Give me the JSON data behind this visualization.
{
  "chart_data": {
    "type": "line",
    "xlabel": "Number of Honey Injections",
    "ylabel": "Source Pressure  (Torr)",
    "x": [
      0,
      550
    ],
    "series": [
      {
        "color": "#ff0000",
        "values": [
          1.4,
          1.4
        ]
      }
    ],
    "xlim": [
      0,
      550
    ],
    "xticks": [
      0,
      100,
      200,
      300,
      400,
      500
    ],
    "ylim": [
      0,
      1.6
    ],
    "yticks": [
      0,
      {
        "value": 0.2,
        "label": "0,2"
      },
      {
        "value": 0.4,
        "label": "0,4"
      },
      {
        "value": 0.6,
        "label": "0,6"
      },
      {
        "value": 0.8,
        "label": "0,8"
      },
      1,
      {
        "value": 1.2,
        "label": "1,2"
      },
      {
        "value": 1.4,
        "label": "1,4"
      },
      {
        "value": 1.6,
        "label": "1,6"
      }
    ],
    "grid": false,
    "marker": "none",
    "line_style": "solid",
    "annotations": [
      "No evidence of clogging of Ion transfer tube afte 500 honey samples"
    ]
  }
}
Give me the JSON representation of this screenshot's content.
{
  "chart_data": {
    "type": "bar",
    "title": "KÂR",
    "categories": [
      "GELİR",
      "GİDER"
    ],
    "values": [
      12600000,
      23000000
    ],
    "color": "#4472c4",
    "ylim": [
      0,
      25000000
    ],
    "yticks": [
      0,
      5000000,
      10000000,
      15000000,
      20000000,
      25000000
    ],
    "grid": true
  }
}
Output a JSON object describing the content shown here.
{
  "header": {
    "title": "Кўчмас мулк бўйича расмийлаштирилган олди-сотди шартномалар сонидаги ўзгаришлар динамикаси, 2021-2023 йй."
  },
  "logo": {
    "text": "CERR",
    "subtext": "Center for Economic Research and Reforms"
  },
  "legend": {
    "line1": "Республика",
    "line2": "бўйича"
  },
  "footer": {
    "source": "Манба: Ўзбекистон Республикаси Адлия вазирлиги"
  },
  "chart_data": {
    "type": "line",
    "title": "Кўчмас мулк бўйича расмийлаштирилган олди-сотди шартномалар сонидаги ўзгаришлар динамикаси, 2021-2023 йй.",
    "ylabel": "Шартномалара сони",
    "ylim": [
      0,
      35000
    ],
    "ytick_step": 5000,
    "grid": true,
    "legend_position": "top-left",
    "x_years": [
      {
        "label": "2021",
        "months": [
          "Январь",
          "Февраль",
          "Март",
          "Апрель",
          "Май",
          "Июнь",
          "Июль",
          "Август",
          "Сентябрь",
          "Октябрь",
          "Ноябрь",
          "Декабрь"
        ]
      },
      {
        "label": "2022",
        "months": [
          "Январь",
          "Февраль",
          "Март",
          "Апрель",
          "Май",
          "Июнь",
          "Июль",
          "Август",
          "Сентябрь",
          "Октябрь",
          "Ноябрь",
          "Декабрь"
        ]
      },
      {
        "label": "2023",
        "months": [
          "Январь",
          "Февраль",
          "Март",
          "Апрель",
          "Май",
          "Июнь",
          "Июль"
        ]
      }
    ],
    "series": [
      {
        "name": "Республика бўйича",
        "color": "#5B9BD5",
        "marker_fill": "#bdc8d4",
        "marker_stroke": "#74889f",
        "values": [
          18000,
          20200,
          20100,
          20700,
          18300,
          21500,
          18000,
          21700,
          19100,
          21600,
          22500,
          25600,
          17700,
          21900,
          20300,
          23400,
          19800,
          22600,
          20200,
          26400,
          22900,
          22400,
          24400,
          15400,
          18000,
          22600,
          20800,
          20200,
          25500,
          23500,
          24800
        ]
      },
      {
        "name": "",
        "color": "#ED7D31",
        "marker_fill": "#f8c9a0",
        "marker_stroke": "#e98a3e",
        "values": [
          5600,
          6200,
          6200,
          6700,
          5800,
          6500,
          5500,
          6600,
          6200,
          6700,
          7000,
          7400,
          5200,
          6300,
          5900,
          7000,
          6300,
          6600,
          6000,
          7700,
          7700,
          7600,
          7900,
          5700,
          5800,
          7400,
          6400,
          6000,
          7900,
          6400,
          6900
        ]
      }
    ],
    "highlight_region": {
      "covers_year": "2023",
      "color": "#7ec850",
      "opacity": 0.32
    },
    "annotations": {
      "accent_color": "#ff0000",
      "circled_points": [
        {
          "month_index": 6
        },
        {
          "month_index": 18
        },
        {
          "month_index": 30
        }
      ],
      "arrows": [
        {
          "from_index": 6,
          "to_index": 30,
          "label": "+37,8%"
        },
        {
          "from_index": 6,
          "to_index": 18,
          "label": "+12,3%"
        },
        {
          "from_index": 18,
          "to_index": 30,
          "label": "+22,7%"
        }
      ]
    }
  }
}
########
# [Written request]
Transcribe the whole listing exactly.

# [Completed exercise]
Give me the JSON data behind this visualization.
{
  "chart_data": {
    "type": "line",
    "xlabel": "Number of Honey Injections",
    "ylabel": "Source Pressure  (Torr)",
    "x": [
      0,
      550
    ],
    "series": [
      {
        "color": "#ff0000",
        "values": [
          1.4,
          1.4
        ]
      }
    ],
    "xlim": [
      0,
      550
    ],
    "xticks": [
      0,
      100,
      200,
      300,
      400,
      500
    ],
    "ylim": [
      0,
      1.6
    ],
    "yticks": [
      0,
      {
        "value": 0.2,
        "label": "0,2"
      },
      {
        "value": 0.4,
        "label": "0,4"
      },
      {
        "value": 0.6,
        "label": "0,6"
      },
      {
        "value": 0.8,
        "label": "0,8"
      },
      1,
      {
        "value": 1.2,
        "label": "1,2"
      },
      {
        "value": 1.4,
        "label": "1,4"
      },
      {
        "value": 1.6,
        "label": "1,6"
      }
    ],
    "grid": false,
    "marker": "none",
    "line_style": "solid",
    "annotations": [
      "No evidence of clogging of Ion transfer tube afte 500 honey samples"
    ]
  }
}
Give me the JSON representation of this screenshot's content.
{
  "chart_data": {
    "type": "bar",
    "title": "KÂR",
    "categories": [
      "GELİR",
      "GİDER"
    ],
    "values": [
      12600000,
      23000000
    ],
    "color": "#4472c4",
    "ylim": [
      0,
      25000000
    ],
    "yticks": [
      0,
      5000000,
      10000000,
      15000000,
      20000000,
      25000000
    ],
    "grid": true
  }
}
Output a JSON object describing the content shown here.
{
  "header": {
    "title": "Кўчмас мулк бўйича расмийлаштирилган олди-сотди шартномалар сонидаги ўзгаришлар динамикаси, 2021-2023 йй."
  },
  "logo": {
    "text": "CERR",
    "subtext": "Center for Economic Research and Reforms"
  },
  "legend": {
    "line1": "Республика",
    "line2": "бўйича"
  },
  "footer": {
    "source": "Манба: Ўзбекистон Республикаси Адлия вазирлиги"
  },
  "chart_data": {
    "type": "line",
    "title": "Кўчмас мулк бўйича расмийлаштирилган олди-сотди шартномалар сонидаги ўзгаришлар динамикаси, 2021-2023 йй.",
    "ylabel": "Шартномалара сони",
    "ylim": [
      0,
      35000
    ],
    "ytick_step": 5000,
    "grid": true,
    "legend_position": "top-left",
    "x_years": [
      {
        "label": "2021",
        "months": [
          "Январь",
          "Февраль",
          "Март",
          "Апрель",
          "Май",
          "Июнь",
          "Июль",
          "Август",
          "Сентябрь",
          "Октябрь",
          "Ноябрь",
          "Декабрь"
        ]
      },
      {
        "label": "2022",
        "months": [
          "Январь",
          "Февраль",
          "Март",
          "Апрель",
          "Май",
          "Июнь",
          "Июль",
          "Август",
          "Сентябрь",
          "Октябрь",
          "Ноябрь",
          "Декабрь"
        ]
      },
      {
        "label": "2023",
        "months": [
          "Январь",
          "Февраль",
          "Март",
          "Апрель",
          "Май",
          "Июнь",
          "Июль"
        ]
      }
    ],
    "series": [
      {
        "name": "Республика бўйича",
        "color": "#5B9BD5",
        "marker_fill": "#bdc8d4",
        "marker_stroke": "#74889f",
        "values": [
          18000,
          20200,
          20100,
          20700,
          18300,
          21500,
          18000,
          21700,
          19100,
          21600,
          22500,
          25600,
          17700,
          21900,
          20300,
          23400,
          19800,
          22600,
          20200,
          26400,
          22900,
          22400,
          24400,
          15400,
          18000,
          22600,
          20800,
          20200,
          25500,
          23500,
          24800
        ]
      },
      {
        "name": "",
        "color": "#ED7D31",
        "marker_fill": "#f8c9a0",
        "marker_stroke": "#e98a3e",
        "values": [
          5600,
          6200,
          6200,
          6700,
          5800,
          6500,
          5500,
          6600,
          6200,
          6700,
          7000,
          7400,
          5200,
          6300,
          5900,
          7000,
          6300,
          6600,
          6000,
          7700,
          7700,
          7600,
          7900,
          5700,
          5800,
          7400,
          6400,
          6000,
          7900,
          6400,
          6900
        ]
      }
    ],
    "highlight_region": {
      "covers_year": "2023",
      "color": "#7ec850",
      "opacity": 0.32
    },
    "annotations": {
      "accent_color": "#ff0000",
      "circled_points": [
        {
          "month_index": 6
        },
        {
          "month_index": 18
        },
        {
          "month_index": 30
        }
      ],
      "arrows": [
        {
          "from_index": 6,
          "to_index": 30,
          "label": "+37,8%"
        },
        {
          "from_index": 6,
          "to_index": 18,
          "label": "+12,3%"
        },
        {
          "from_index": 18,
          "to_index": 30,
          "label": "+22,7%"
        }
      ]
    }
  }
}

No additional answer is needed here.